Records that describe figures
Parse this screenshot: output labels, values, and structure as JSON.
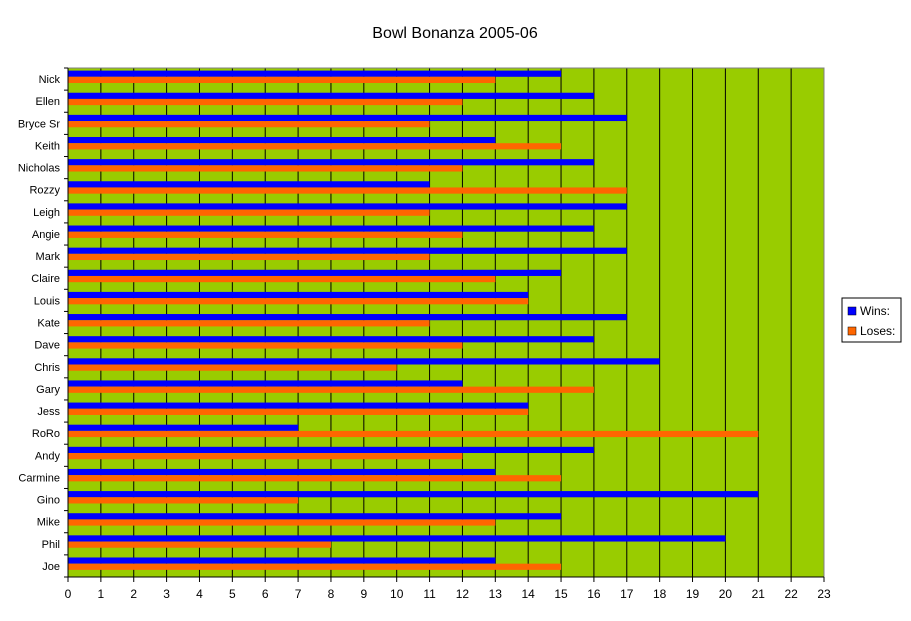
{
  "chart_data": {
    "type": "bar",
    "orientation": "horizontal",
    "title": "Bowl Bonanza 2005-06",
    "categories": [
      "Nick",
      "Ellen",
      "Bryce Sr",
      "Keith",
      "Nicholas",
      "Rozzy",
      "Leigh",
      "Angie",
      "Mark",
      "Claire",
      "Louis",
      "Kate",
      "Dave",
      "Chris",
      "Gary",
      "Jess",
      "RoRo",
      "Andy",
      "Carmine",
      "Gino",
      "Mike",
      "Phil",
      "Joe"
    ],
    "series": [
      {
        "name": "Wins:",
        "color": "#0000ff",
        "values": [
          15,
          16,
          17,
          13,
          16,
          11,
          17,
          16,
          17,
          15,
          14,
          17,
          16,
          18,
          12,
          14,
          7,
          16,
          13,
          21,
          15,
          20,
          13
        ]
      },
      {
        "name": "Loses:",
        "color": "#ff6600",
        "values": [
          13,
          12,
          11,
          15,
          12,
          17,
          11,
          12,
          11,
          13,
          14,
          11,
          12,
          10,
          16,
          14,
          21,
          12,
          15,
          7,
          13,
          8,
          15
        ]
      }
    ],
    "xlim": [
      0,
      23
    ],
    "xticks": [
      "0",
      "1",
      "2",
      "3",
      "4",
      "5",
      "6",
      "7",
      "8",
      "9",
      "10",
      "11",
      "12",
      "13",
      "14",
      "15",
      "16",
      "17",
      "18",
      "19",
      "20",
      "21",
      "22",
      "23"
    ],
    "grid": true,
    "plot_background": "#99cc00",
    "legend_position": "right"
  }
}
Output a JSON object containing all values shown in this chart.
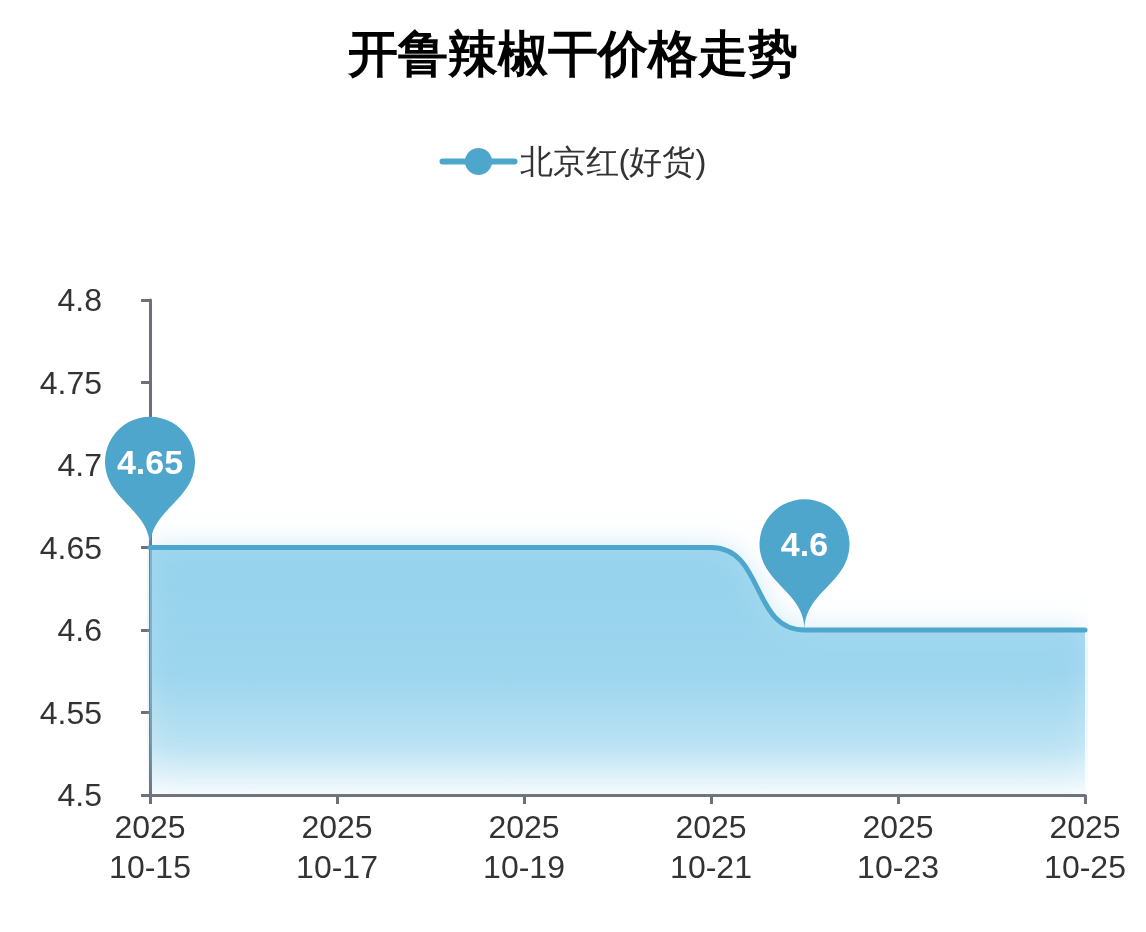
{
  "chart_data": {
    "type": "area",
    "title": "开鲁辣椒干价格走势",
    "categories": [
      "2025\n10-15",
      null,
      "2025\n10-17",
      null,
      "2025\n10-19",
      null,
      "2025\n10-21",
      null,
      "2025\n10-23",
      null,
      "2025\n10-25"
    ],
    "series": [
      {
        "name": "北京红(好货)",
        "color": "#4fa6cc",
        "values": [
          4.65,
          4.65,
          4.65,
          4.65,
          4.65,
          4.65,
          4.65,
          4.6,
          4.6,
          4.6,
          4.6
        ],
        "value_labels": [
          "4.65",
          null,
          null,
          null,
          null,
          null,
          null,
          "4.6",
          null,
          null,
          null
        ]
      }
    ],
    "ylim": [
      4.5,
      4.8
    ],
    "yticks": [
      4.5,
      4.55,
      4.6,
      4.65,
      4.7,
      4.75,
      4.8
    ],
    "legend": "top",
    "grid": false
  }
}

> **Your task**
Print every record above exactly as written, leaving out the pictures.

> **Finished task**
Parse this screenshot: output labels, values, and structure as JSON.
{
  "chart_data": {
    "type": "bar",
    "orientation": "horizontal",
    "title": "Bowl Bonanza 2005-06",
    "categories": [
      "Nick",
      "Ellen",
      "Bryce Sr",
      "Keith",
      "Nicholas",
      "Rozzy",
      "Leigh",
      "Angie",
      "Mark",
      "Claire",
      "Louis",
      "Kate",
      "Dave",
      "Chris",
      "Gary",
      "Jess",
      "RoRo",
      "Andy",
      "Carmine",
      "Gino",
      "Mike",
      "Phil",
      "Joe"
    ],
    "series": [
      {
        "name": "Wins:",
        "color": "#0000ff",
        "values": [
          15,
          16,
          17,
          13,
          16,
          11,
          17,
          16,
          17,
          15,
          14,
          17,
          16,
          18,
          12,
          14,
          7,
          16,
          13,
          21,
          15,
          20,
          13
        ]
      },
      {
        "name": "Loses:",
        "color": "#ff6600",
        "values": [
          13,
          12,
          11,
          15,
          12,
          17,
          11,
          12,
          11,
          13,
          14,
          11,
          12,
          10,
          16,
          14,
          21,
          12,
          15,
          7,
          13,
          8,
          15
        ]
      }
    ],
    "xlim": [
      0,
      23
    ],
    "xticks": [
      "0",
      "1",
      "2",
      "3",
      "4",
      "5",
      "6",
      "7",
      "8",
      "9",
      "10",
      "11",
      "12",
      "13",
      "14",
      "15",
      "16",
      "17",
      "18",
      "19",
      "20",
      "21",
      "22",
      "23"
    ],
    "grid": true,
    "plot_background": "#99cc00",
    "legend_position": "right"
  }
}
Output a JSON object containing all values shown in this chart.
{
  "chart_data": {
    "type": "area",
    "title": "开鲁辣椒干价格走势",
    "categories": [
      "2025\n10-15",
      null,
      "2025\n10-17",
      null,
      "2025\n10-19",
      null,
      "2025\n10-21",
      null,
      "2025\n10-23",
      null,
      "2025\n10-25"
    ],
    "series": [
      {
        "name": "北京红(好货)",
        "color": "#4fa6cc",
        "values": [
          4.65,
          4.65,
          4.65,
          4.65,
          4.65,
          4.65,
          4.65,
          4.6,
          4.6,
          4.6,
          4.6
        ],
        "value_labels": [
          "4.65",
          null,
          null,
          null,
          null,
          null,
          null,
          "4.6",
          null,
          null,
          null
        ]
      }
    ],
    "ylim": [
      4.5,
      4.8
    ],
    "yticks": [
      4.5,
      4.55,
      4.6,
      4.65,
      4.7,
      4.75,
      4.8
    ],
    "legend": "top",
    "grid": false
  }
}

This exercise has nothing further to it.